***** Zitierter Text *****

Gott nimmt Gestalt an

"Empfangen vom heiligen Geist"

 

Ein Studium des Neuen Testaments beantwortet uns drei Grundfragen: Wer ist Gott, was tut Gott und für wen tut Gott das, was er tut. Zuletzt haben wir besprochen, wer Gott ist. Jetzt geht es um die Frage, was Gott tut. Es gibt nur eine einzige Antwort auf die Frage, was Gott tut. Diese Antwort macht das Christentum zu etwas Einmaligem.

 

Im Judentum, im Islam, aber auch in der griechischen Religionsphilosophie und den Mysterienreligionen sind zwei Grundgedanken vorherrschend: die Transzendenz Gottes (er ist unwandelbar, unbegrenzbar, leidensunfähig, gestaltlos usw.) und die Immanenz Gottes - Gottes Name Immanuel, Gott mit uns, macht auf fromme Leute überall Eindruck. Man meinte, Immanuel sei im Tempel in Jerusalem im Allerheiligsten. Diese Vorstellung findet sich auch im Koran* "Gott ist uns näher als die Halsschlagader" (Sure Quaf Vers 16). Die Immanuel-Idee entspricht auch der Konzeption der "Hindu-Avatars". Aber jetzt geht es um den Unterschied. Man kann an die Nähe eines transzendenten Gottes glauben, solange Gott nicht Gestalt annimmt. Die Muslime werden kaum Widerspruch erheben, wenn von "hulul", der Durchdringung oder Einwohnung, geredet wird. Wenn sie erklären, Gott sei einem näher als die Halsschlagader, dann denken sie an Gott als Allgegenwärtigen. Aber "das Wort ward Fleisch", das ist etwas ganz anderes.

 

In 35 Jahren missionarischer Erfahrung musste ich feststellen, dass eine große Anzahl, wahrscheinlich die Mehrheit der Christen, darunter auch Missionare unter Muslimen, bei jeder Diskussion über alle anderen Aspekte der Christologie sich verständig und geduldig beteiligen. Sobald aber dieser Punkt "Gott nimmt menschliche Gestalt an" zur Sprache kommt, werden sie ungeduldig und unvernünftig.

 

Die Christen sind entweder so spiritualistisch oder aber so praktisch eingestellt, dass sie das theologische Haarspalterei nennen. Und die Muslime erklären rundheraus, wir seien idiotisch, schwachsinnig und verdreht im Denken, wenn wir die Prophetenschaft Jesu durch das gotteslästerliche und aberwitzige Geschwätz verderben, Gott nähme in ihm Gestalt an. Wenn sie das Neue Testament lesen, nehmen sie die Aussagen über Jesu Menschlichkeit buchstäblich als Wahrheit an, aber alles, was in Richtung aufs Göttliche weist, erklären sie zur bloßen Allegorie.

***** Angezeigte Einträge *****

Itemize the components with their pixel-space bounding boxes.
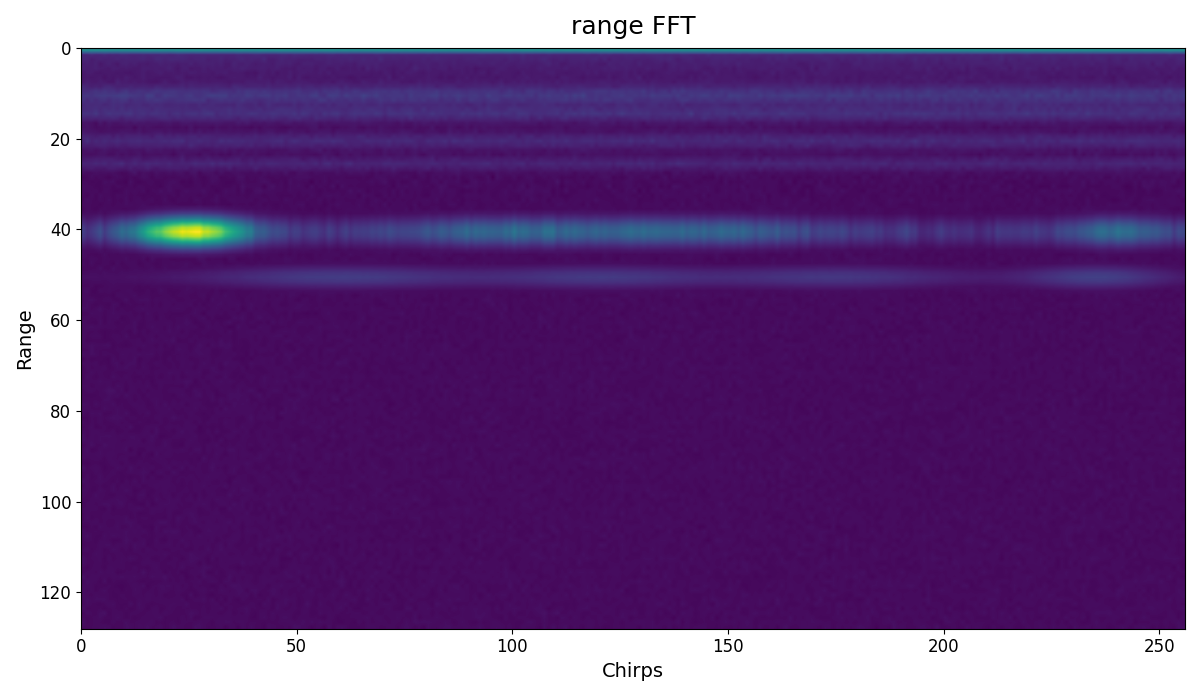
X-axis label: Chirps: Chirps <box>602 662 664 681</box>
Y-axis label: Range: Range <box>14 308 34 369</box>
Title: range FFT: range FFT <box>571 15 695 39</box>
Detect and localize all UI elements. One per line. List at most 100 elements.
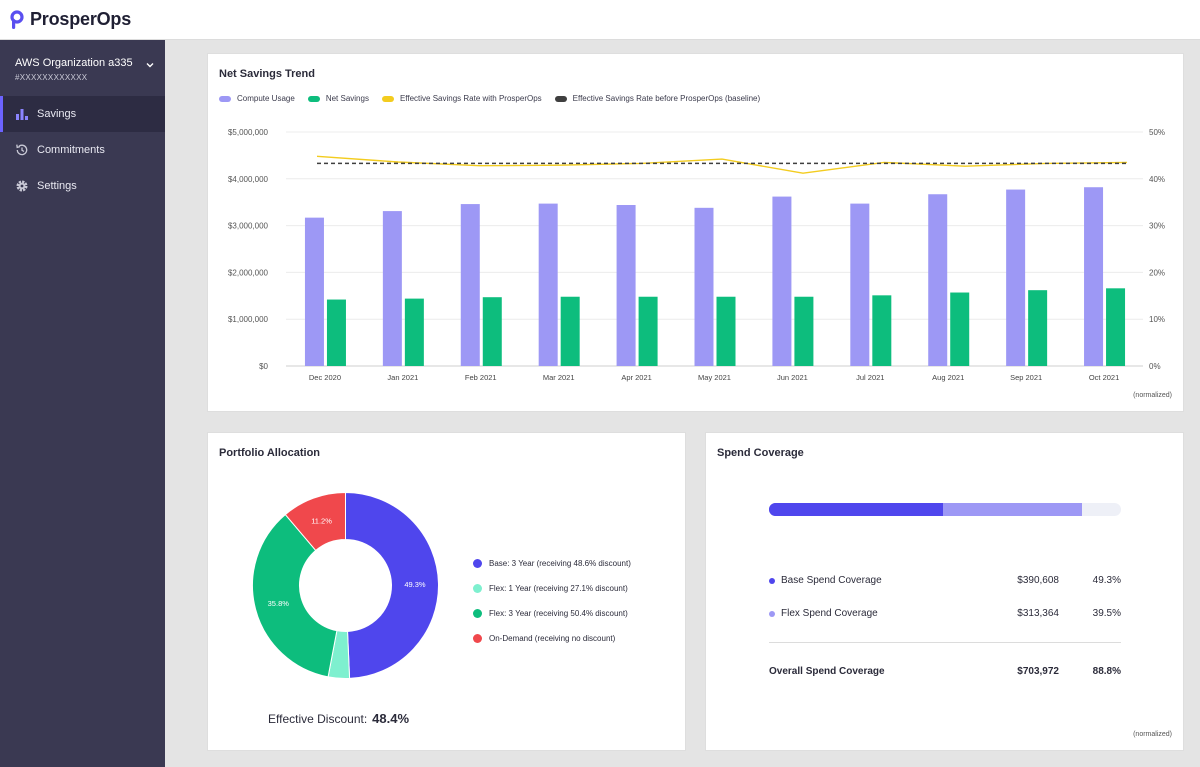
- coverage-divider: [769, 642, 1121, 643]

*****

Beantworten Sie anhand des Textes „Gott nimmt Gestalt an“ die folgenden Fragen.
(a) Welche drei Grundfragen beantwortet laut Text ein Studium des Neuen Testaments?
(b) Welche Sure und welcher Vers werden für die Aussage „Gott ist uns näher als die Halsschlagader“ angegeben?
(c) Auf wie viele Jahre missionarischer Erfahrung beruft sich der Text?

Antwort zur Aufgabe.
(a) Wer ist Gott, was tut Gott und für wen tut Gott das, was er tut.
(b) Sure Quaf, Vers 16.
(c) Auf 35 Jahre.